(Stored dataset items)
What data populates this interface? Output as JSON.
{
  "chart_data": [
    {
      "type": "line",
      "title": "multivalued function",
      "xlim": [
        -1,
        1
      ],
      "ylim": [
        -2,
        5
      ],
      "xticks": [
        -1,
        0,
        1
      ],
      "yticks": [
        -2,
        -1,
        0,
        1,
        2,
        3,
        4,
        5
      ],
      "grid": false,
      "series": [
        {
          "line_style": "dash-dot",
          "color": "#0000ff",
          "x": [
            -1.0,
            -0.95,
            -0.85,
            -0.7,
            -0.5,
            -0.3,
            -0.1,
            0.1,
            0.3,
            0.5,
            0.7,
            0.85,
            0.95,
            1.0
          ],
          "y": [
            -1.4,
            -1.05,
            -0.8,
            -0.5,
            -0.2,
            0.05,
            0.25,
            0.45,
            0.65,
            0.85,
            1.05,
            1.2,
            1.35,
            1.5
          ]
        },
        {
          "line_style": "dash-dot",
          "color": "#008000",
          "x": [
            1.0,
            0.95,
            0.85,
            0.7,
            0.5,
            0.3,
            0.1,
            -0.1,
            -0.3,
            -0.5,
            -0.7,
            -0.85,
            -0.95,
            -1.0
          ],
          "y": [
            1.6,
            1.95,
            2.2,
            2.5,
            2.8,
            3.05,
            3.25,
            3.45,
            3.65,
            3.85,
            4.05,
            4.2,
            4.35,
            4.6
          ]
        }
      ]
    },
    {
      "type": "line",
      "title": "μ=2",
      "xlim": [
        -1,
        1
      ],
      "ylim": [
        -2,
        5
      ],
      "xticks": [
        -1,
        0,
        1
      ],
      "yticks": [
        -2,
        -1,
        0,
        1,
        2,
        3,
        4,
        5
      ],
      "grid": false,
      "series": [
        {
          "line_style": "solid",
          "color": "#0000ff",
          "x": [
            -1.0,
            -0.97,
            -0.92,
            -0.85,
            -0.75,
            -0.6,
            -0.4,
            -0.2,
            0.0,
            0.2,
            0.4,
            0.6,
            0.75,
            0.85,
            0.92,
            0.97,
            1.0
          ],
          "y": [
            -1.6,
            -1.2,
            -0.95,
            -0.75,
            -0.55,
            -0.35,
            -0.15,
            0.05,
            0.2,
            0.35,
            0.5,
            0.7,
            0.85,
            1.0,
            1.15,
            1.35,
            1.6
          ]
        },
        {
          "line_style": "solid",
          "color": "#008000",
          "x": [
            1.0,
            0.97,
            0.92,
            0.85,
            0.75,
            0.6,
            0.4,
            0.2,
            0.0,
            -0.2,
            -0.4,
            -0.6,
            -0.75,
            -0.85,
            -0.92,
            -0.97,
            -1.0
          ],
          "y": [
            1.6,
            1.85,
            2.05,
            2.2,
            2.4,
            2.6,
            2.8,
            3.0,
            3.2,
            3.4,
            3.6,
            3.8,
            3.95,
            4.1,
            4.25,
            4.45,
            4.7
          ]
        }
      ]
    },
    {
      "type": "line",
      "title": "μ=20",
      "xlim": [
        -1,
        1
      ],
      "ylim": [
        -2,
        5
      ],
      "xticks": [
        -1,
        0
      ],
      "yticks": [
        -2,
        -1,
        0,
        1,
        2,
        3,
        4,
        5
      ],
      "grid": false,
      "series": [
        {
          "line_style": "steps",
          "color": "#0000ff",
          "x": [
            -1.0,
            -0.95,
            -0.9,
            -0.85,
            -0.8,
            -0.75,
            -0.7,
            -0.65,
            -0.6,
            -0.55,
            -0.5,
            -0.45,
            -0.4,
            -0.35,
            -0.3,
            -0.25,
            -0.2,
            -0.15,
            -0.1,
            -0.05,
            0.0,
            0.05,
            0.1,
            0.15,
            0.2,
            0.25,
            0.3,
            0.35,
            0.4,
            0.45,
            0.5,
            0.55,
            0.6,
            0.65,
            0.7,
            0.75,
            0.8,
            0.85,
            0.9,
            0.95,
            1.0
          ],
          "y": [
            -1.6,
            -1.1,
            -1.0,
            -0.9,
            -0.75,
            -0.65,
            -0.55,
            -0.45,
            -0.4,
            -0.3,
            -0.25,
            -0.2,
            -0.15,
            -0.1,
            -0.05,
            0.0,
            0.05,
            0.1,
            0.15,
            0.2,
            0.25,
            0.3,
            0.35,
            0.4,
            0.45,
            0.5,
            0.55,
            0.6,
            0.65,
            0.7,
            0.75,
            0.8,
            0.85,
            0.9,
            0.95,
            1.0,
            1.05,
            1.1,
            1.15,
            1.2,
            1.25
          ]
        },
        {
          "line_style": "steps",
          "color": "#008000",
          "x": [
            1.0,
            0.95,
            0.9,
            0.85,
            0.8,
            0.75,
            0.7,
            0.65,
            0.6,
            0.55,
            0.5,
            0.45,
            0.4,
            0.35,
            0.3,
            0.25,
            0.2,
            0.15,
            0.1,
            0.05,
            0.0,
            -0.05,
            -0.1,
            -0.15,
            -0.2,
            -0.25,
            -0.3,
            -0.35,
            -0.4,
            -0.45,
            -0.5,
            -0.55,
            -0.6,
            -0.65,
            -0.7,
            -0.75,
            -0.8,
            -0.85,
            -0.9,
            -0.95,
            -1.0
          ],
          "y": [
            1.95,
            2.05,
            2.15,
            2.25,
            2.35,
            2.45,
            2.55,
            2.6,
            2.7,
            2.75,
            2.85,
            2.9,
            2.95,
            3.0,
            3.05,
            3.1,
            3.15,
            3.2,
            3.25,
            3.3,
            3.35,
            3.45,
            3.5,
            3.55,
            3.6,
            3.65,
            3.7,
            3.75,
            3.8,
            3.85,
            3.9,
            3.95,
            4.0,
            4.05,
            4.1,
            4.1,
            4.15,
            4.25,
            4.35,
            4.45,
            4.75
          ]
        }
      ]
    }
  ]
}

* Required work *
Repeat the records above exactly.

* Task answer *
What data populates this interface? Output as JSON.
{
  "chart_data": [
    {
      "type": "line",
      "title": "multivalued function",
      "xlim": [
        -1,
        1
      ],
      "ylim": [
        -2,
        5
      ],
      "xticks": [
        -1,
        0,
        1
      ],
      "yticks": [
        -2,
        -1,
        0,
        1,
        2,
        3,
        4,
        5
      ],
      "grid": false,
      "series": [
        {
          "line_style": "dash-dot",
          "color": "#0000ff",
          "x": [
            -1.0,
            -0.95,
            -0.85,
            -0.7,
            -0.5,
            -0.3,
            -0.1,
            0.1,
            0.3,
            0.5,
            0.7,
            0.85,
            0.95,
            1.0
          ],
          "y": [
            -1.4,
            -1.05,
            -0.8,
            -0.5,
            -0.2,
            0.05,
            0.25,
            0.45,
            0.65,
            0.85,
            1.05,
            1.2,
            1.35,
            1.5
          ]
        },
        {
          "line_style": "dash-dot",
          "color": "#008000",
          "x": [
            1.0,
            0.95,
            0.85,
            0.7,
            0.5,
            0.3,
            0.1,
            -0.1,
            -0.3,
            -0.5,
            -0.7,
            -0.85,
            -0.95,
            -1.0
          ],
          "y": [
            1.6,
            1.95,
            2.2,
            2.5,
            2.8,
            3.05,
            3.25,
            3.45,
            3.65,
            3.85,
            4.05,
            4.2,
            4.35,
            4.6
          ]
        }
      ]
    },
    {
      "type": "line",
      "title": "μ=2",
      "xlim": [
        -1,
        1
      ],
      "ylim": [
        -2,
        5
      ],
      "xticks": [
        -1,
        0,
        1
      ],
      "yticks": [
        -2,
        -1,
        0,
        1,
        2,
        3,
        4,
        5
      ],
      "grid": false,
      "series": [
        {
          "line_style": "solid",
          "color": "#0000ff",
          "x": [
            -1.0,
            -0.97,
            -0.92,
            -0.85,
            -0.75,
            -0.6,
            -0.4,
            -0.2,
            0.0,
            0.2,
            0.4,
            0.6,
            0.75,
            0.85,
            0.92,
            0.97,
            1.0
          ],
          "y": [
            -1.6,
            -1.2,
            -0.95,
            -0.75,
            -0.55,
            -0.35,
            -0.15,
            0.05,
            0.2,
            0.35,
            0.5,
            0.7,
            0.85,
            1.0,
            1.15,
            1.35,
            1.6
          ]
        },
        {
          "line_style": "solid",
          "color": "#008000",
          "x": [
            1.0,
            0.97,
            0.92,
            0.85,
            0.75,
            0.6,
            0.4,
            0.2,
            0.0,
            -0.2,
            -0.4,
            -0.6,
            -0.75,
            -0.85,
            -0.92,
            -0.97,
            -1.0
          ],
          "y": [
            1.6,
            1.85,
            2.05,
            2.2,
            2.4,
            2.6,
            2.8,
            3.0,
            3.2,
            3.4,
            3.6,
            3.8,
            3.95,
            4.1,
            4.25,
            4.45,
            4.7
          ]
        }
      ]
    },
    {
      "type": "line",
      "title": "μ=20",
      "xlim": [
        -1,
        1
      ],
      "ylim": [
        -2,
        5
      ],
      "xticks": [
        -1,
        0
      ],
      "yticks": [
        -2,
        -1,
        0,
        1,
        2,
        3,
        4,
        5
      ],
      "grid": false,
      "series": [
        {
          "line_style": "steps",
          "color": "#0000ff",
          "x": [
            -1.0,
            -0.95,
            -0.9,
            -0.85,
            -0.8,
            -0.75,
            -0.7,
            -0.65,
            -0.6,
            -0.55,
            -0.5,
            -0.45,
            -0.4,
            -0.35,
            -0.3,
            -0.25,
            -0.2,
            -0.15,
            -0.1,
            -0.05,
            0.0,
            0.05,
            0.1,
            0.15,
            0.2,
            0.25,
            0.3,
            0.35,
            0.4,
            0.45,
            0.5,
            0.55,
            0.6,
            0.65,
            0.7,
            0.75,
            0.8,
            0.85,
            0.9,
            0.95,
            1.0
          ],
          "y": [
            -1.6,
            -1.1,
            -1.0,
            -0.9,
            -0.75,
            -0.65,
            -0.55,
            -0.45,
            -0.4,
            -0.3,
            -0.25,
            -0.2,
            -0.15,
            -0.1,
            -0.05,
            0.0,
            0.05,
            0.1,
            0.15,
            0.2,
            0.25,
            0.3,
            0.35,
            0.4,
            0.45,
            0.5,
            0.55,
            0.6,
            0.65,
            0.7,
            0.75,
            0.8,
            0.85,
            0.9,
            0.95,
            1.0,
            1.05,
            1.1,
            1.15,
            1.2,
            1.25
          ]
        },
        {
          "line_style": "steps",
          "color": "#008000",
          "x": [
            1.0,
            0.95,
            0.9,
            0.85,
            0.8,
            0.75,
            0.7,
            0.65,
            0.6,
            0.55,
            0.5,
            0.45,
            0.4,
            0.35,
            0.3,
            0.25,
            0.2,
            0.15,
            0.1,
            0.05,
            0.0,
            -0.05,
            -0.1,
            -0.15,
            -0.2,
            -0.25,
            -0.3,
            -0.35,
            -0.4,
            -0.45,
            -0.5,
            -0.55,
            -0.6,
            -0.65,
            -0.7,
            -0.75,
            -0.8,
            -0.85,
            -0.9,
            -0.95,
            -1.0
          ],
          "y": [
            1.95,
            2.05,
            2.15,
            2.25,
            2.35,
            2.45,
            2.55,
            2.6,
            2.7,
            2.75,
            2.85,
            2.9,
            2.95,
            3.0,
            3.05,
            3.1,
            3.15,
            3.2,
            3.25,
            3.3,
            3.35,
            3.45,
            3.5,
            3.55,
            3.6,
            3.65,
            3.7,
            3.75,
            3.8,
            3.85,
            3.9,
            3.95,
            4.0,
            4.05,
            4.1,
            4.1,
            4.15,
            4.25,
            4.35,
            4.45,
            4.75
          ]
        }
      ]
    }
  ]
}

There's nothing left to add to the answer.